### What to do
Write every entry out again exactly, please, and skip the pictures.

══ Task data

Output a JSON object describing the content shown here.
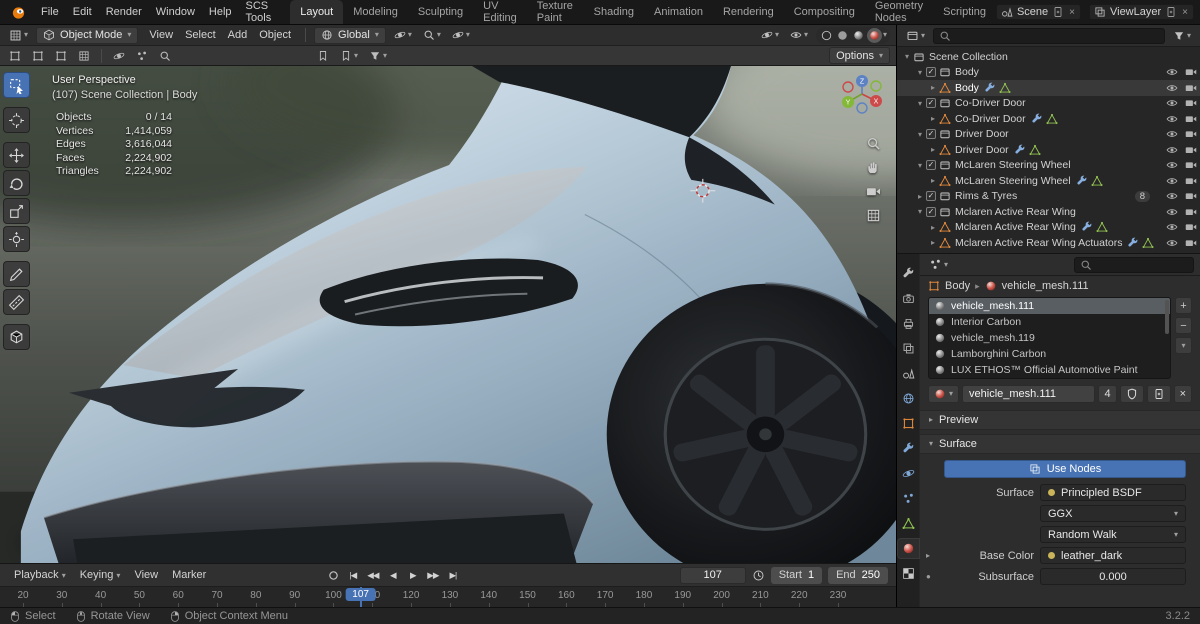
{
  "colors": {
    "accent": "#4772b3",
    "object_orange": "#e0883c",
    "data_green": "#92c050",
    "modifier_blue": "#86aede"
  },
  "topbar": {
    "menus": [
      "File",
      "Edit",
      "Render",
      "Window",
      "Help",
      "SCS Tools"
    ],
    "tabs": [
      "Layout",
      "Modeling",
      "Sculpting",
      "UV Editing",
      "Texture Paint",
      "Shading",
      "Animation",
      "Rendering",
      "Compositing",
      "Geometry Nodes",
      "Scripting"
    ],
    "active_tab": "Layout",
    "scene": {
      "label": "Scene"
    },
    "viewlayer": {
      "label": "ViewLayer"
    }
  },
  "viewport_header": {
    "mode": "Object Mode",
    "menus": [
      "View",
      "Select",
      "Add",
      "Object"
    ],
    "orientation": "Global",
    "options": "Options"
  },
  "viewport": {
    "view_label": "User Perspective",
    "context_label": "(107) Scene Collection | Body",
    "stats": [
      {
        "label": "Objects",
        "value": "0 / 14"
      },
      {
        "label": "Vertices",
        "value": "1,414,059"
      },
      {
        "label": "Edges",
        "value": "3,616,044"
      },
      {
        "label": "Faces",
        "value": "2,224,902"
      },
      {
        "label": "Triangles",
        "value": "2,224,902"
      }
    ],
    "tools": [
      "select-box",
      "cursor",
      "move",
      "rotate",
      "scale",
      "transform",
      "annotate",
      "measure",
      "add-cube"
    ],
    "active_tool": "select-box"
  },
  "outliner": {
    "rows": [
      {
        "indent": 0,
        "type": "collection",
        "disclosure": "expanded",
        "label": "Scene Collection",
        "eye": false,
        "cam": false
      },
      {
        "indent": 1,
        "type": "collection",
        "disclosure": "expanded",
        "checkbox": true,
        "label": "Body"
      },
      {
        "indent": 2,
        "type": "object",
        "disclosure": "collapsed",
        "label": "Body",
        "trailing": [
          "modifier",
          "meshdata"
        ],
        "active": true
      },
      {
        "indent": 1,
        "type": "collection",
        "disclosure": "expanded",
        "checkbox": true,
        "label": "Co-Driver Door"
      },
      {
        "indent": 2,
        "type": "object",
        "disclosure": "collapsed",
        "label": "Co-Driver Door",
        "trailing": [
          "modifier",
          "meshdata"
        ]
      },
      {
        "indent": 1,
        "type": "collection",
        "disclosure": "expanded",
        "checkbox": true,
        "label": "Driver Door"
      },
      {
        "indent": 2,
        "type": "object",
        "disclosure": "collapsed",
        "label": "Driver Door",
        "trailing": [
          "modifier",
          "meshdata"
        ]
      },
      {
        "indent": 1,
        "type": "collection",
        "disclosure": "expanded",
        "checkbox": true,
        "label": "McLaren Steering Wheel"
      },
      {
        "indent": 2,
        "type": "object",
        "disclosure": "collapsed",
        "label": "McLaren Steering Wheel",
        "trailing": [
          "modifier",
          "meshdata"
        ]
      },
      {
        "indent": 1,
        "type": "collection",
        "disclosure": "collapsed",
        "checkbox": true,
        "label": "Rims & Tyres",
        "badge": "8"
      },
      {
        "indent": 1,
        "type": "collection",
        "disclosure": "expanded",
        "checkbox": true,
        "label": "Mclaren Active Rear Wing"
      },
      {
        "indent": 2,
        "type": "object",
        "disclosure": "collapsed",
        "label": "Mclaren Active Rear Wing",
        "trailing": [
          "modifier",
          "meshdata"
        ]
      },
      {
        "indent": 2,
        "type": "object",
        "disclosure": "collapsed",
        "label": "Mclaren Active Rear Wing Actuators",
        "trailing": [
          "modifier",
          "meshdata"
        ]
      }
    ]
  },
  "properties": {
    "breadcrumb": {
      "object": "Body",
      "data": "vehicle_mesh.111"
    },
    "slots": [
      {
        "label": "vehicle_mesh.111",
        "selected": true
      },
      {
        "label": "Interior Carbon"
      },
      {
        "label": "vehicle_mesh.119"
      },
      {
        "label": "Lamborghini Carbon"
      },
      {
        "label": "LUX ETHOS™ Official Automotive Paint"
      }
    ],
    "material_name": "vehicle_mesh.111",
    "users_count": "4",
    "panel_preview": "Preview",
    "panel_surface": "Surface",
    "use_nodes": "Use Nodes",
    "surface_label": "Surface",
    "surface_value": "Principled BSDF",
    "distribution": "GGX",
    "subsurface_method": "Random Walk",
    "base_color_label": "Base Color",
    "base_color_value": "leather_dark",
    "subsurface_label": "Subsurface",
    "subsurface_value": "0.000",
    "tabs": [
      "tool",
      "render",
      "output",
      "viewlayer",
      "scene",
      "world",
      "object",
      "modifiers",
      "physics",
      "particles",
      "data",
      "material",
      "texture"
    ],
    "active_tab": "material"
  },
  "timeline": {
    "menus": [
      "Playback",
      "Keying",
      "View",
      "Marker"
    ],
    "transport": [
      "jump-start",
      "prev-key",
      "play-reverse",
      "play",
      "next-key",
      "jump-end"
    ],
    "current_frame": "107",
    "start_label": "Start",
    "start_value": "1",
    "end_label": "End",
    "end_value": "250",
    "playhead": 107,
    "ticks": [
      20,
      30,
      40,
      50,
      60,
      70,
      80,
      90,
      100,
      110,
      120,
      130,
      140,
      150,
      160,
      170,
      180,
      190,
      200,
      210,
      220,
      230
    ]
  },
  "statusbar": {
    "hints": [
      {
        "button": "left",
        "label": "Select"
      },
      {
        "button": "middle",
        "label": "Rotate View"
      },
      {
        "button": "right",
        "label": "Object Context Menu"
      }
    ],
    "version": "3.2.2"
  }
}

════

### Complete response
Output a JSON object describing the content shown here.
{
  "colors": {
    "accent": "#4772b3",
    "object_orange": "#e0883c",
    "data_green": "#92c050",
    "modifier_blue": "#86aede"
  },
  "topbar": {
    "menus": [
      "File",
      "Edit",
      "Render",
      "Window",
      "Help",
      "SCS Tools"
    ],
    "tabs": [
      "Layout",
      "Modeling",
      "Sculpting",
      "UV Editing",
      "Texture Paint",
      "Shading",
      "Animation",
      "Rendering",
      "Compositing",
      "Geometry Nodes",
      "Scripting"
    ],
    "active_tab": "Layout",
    "scene": {
      "label": "Scene"
    },
    "viewlayer": {
      "label": "ViewLayer"
    }
  },
  "viewport_header": {
    "mode": "Object Mode",
    "menus": [
      "View",
      "Select",
      "Add",
      "Object"
    ],
    "orientation": "Global",
    "options": "Options"
  },
  "viewport": {
    "view_label": "User Perspective",
    "context_label": "(107) Scene Collection | Body",
    "stats": [
      {
        "label": "Objects",
        "value": "0 / 14"
      },
      {
        "label": "Vertices",
        "value": "1,414,059"
      },
      {
        "label": "Edges",
        "value": "3,616,044"
      },
      {
        "label": "Faces",
        "value": "2,224,902"
      },
      {
        "label": "Triangles",
        "value": "2,224,902"
      }
    ],
    "tools": [
      "select-box",
      "cursor",
      "move",
      "rotate",
      "scale",
      "transform",
      "annotate",
      "measure",
      "add-cube"
    ],
    "active_tool": "select-box"
  },
  "outliner": {
    "rows": [
      {
        "indent": 0,
        "type": "collection",
        "disclosure": "expanded",
        "label": "Scene Collection",
        "eye": false,
        "cam": false
      },
      {
        "indent": 1,
        "type": "collection",
        "disclosure": "expanded",
        "checkbox": true,
        "label": "Body"
      },
      {
        "indent": 2,
        "type": "object",
        "disclosure": "collapsed",
        "label": "Body",
        "trailing": [
          "modifier",
          "meshdata"
        ],
        "active": true
      },
      {
        "indent": 1,
        "type": "collection",
        "disclosure": "expanded",
        "checkbox": true,
        "label": "Co-Driver Door"
      },
      {
        "indent": 2,
        "type": "object",
        "disclosure": "collapsed",
        "label": "Co-Driver Door",
        "trailing": [
          "modifier",
          "meshdata"
        ]
      },
      {
        "indent": 1,
        "type": "collection",
        "disclosure": "expanded",
        "checkbox": true,
        "label": "Driver Door"
      },
      {
        "indent": 2,
        "type": "object",
        "disclosure": "collapsed",
        "label": "Driver Door",
        "trailing": [
          "modifier",
          "meshdata"
        ]
      },
      {
        "indent": 1,
        "type": "collection",
        "disclosure": "expanded",
        "checkbox": true,
        "label": "McLaren Steering Wheel"
      },
      {
        "indent": 2,
        "type": "object",
        "disclosure": "collapsed",
        "label": "McLaren Steering Wheel",
        "trailing": [
          "modifier",
          "meshdata"
        ]
      },
      {
        "indent": 1,
        "type": "collection",
        "disclosure": "collapsed",
        "checkbox": true,
        "label": "Rims & Tyres",
        "badge": "8"
      },
      {
        "indent": 1,
        "type": "collection",
        "disclosure": "expanded",
        "checkbox": true,
        "label": "Mclaren Active Rear Wing"
      },
      {
        "indent": 2,
        "type": "object",
        "disclosure": "collapsed",
        "label": "Mclaren Active Rear Wing",
        "trailing": [
          "modifier",
          "meshdata"
        ]
      },
      {
        "indent": 2,
        "type": "object",
        "disclosure": "collapsed",
        "label": "Mclaren Active Rear Wing Actuators",
        "trailing": [
          "modifier",
          "meshdata"
        ]
      }
    ]
  },
  "properties": {
    "breadcrumb": {
      "object": "Body",
      "data": "vehicle_mesh.111"
    },
    "slots": [
      {
        "label": "vehicle_mesh.111",
        "selected": true
      },
      {
        "label": "Interior Carbon"
      },
      {
        "label": "vehicle_mesh.119"
      },
      {
        "label": "Lamborghini Carbon"
      },
      {
        "label": "LUX ETHOS™ Official Automotive Paint"
      }
    ],
    "material_name": "vehicle_mesh.111",
    "users_count": "4",
    "panel_preview": "Preview",
    "panel_surface": "Surface",
    "use_nodes": "Use Nodes",
    "surface_label": "Surface",
    "surface_value": "Principled BSDF",
    "distribution": "GGX",
    "subsurface_method": "Random Walk",
    "base_color_label": "Base Color",
    "base_color_value": "leather_dark",
    "subsurface_label": "Subsurface",
    "subsurface_value": "0.000",
    "tabs": [
      "tool",
      "render",
      "output",
      "viewlayer",
      "scene",
      "world",
      "object",
      "modifiers",
      "physics",
      "particles",
      "data",
      "material",
      "texture"
    ],
    "active_tab": "material"
  },
  "timeline": {
    "menus": [
      "Playback",
      "Keying",
      "View",
      "Marker"
    ],
    "transport": [
      "jump-start",
      "prev-key",
      "play-reverse",
      "play",
      "next-key",
      "jump-end"
    ],
    "current_frame": "107",
    "start_label": "Start",
    "start_value": "1",
    "end_label": "End",
    "end_value": "250",
    "playhead": 107,
    "ticks": [
      20,
      30,
      40,
      50,
      60,
      70,
      80,
      90,
      100,
      110,
      120,
      130,
      140,
      150,
      160,
      170,
      180,
      190,
      200,
      210,
      220,
      230
    ]
  },
  "statusbar": {
    "hints": [
      {
        "button": "left",
        "label": "Select"
      },
      {
        "button": "middle",
        "label": "Rotate View"
      },
      {
        "button": "right",
        "label": "Object Context Menu"
      }
    ],
    "version": "3.2.2"
  }
}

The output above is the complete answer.